• What you will do: Scan the lines below for the word "kind". Copy each line you find it in.

[Start]

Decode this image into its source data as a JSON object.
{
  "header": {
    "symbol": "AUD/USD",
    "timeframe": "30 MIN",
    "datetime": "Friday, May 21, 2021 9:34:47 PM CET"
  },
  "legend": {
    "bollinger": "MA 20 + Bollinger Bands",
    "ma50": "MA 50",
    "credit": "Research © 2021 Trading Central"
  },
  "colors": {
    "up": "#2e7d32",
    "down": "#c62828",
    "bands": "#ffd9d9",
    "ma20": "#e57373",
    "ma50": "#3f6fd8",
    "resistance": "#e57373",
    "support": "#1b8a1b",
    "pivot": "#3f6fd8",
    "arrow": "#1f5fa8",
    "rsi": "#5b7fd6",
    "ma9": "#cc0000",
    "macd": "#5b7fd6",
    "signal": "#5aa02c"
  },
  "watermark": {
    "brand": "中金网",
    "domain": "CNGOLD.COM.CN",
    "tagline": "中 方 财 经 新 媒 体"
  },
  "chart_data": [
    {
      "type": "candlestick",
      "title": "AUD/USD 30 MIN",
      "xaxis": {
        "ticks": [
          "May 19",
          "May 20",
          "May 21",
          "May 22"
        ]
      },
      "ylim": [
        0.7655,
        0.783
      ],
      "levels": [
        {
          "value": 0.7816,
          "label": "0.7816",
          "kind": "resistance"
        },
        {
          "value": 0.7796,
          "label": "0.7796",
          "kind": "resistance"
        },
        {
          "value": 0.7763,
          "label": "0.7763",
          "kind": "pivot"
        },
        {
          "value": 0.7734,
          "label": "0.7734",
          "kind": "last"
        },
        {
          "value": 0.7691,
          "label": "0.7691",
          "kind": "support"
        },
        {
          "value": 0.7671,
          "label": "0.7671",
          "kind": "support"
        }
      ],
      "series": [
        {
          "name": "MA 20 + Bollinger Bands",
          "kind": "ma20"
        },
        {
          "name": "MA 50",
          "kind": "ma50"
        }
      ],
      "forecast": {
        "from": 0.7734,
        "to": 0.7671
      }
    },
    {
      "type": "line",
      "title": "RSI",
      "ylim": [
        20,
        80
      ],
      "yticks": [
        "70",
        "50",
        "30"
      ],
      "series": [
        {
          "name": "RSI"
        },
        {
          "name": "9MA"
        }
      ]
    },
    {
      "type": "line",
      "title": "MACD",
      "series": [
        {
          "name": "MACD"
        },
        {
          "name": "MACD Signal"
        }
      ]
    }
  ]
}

[End]

• Written answer:
          "kind": "resistance"
          "kind": "resistance"
          "kind": "pivot"
          "kind": "last"
          "kind": "support"
          "kind": "support"
          "kind": "ma20"
          "kind": "ma50"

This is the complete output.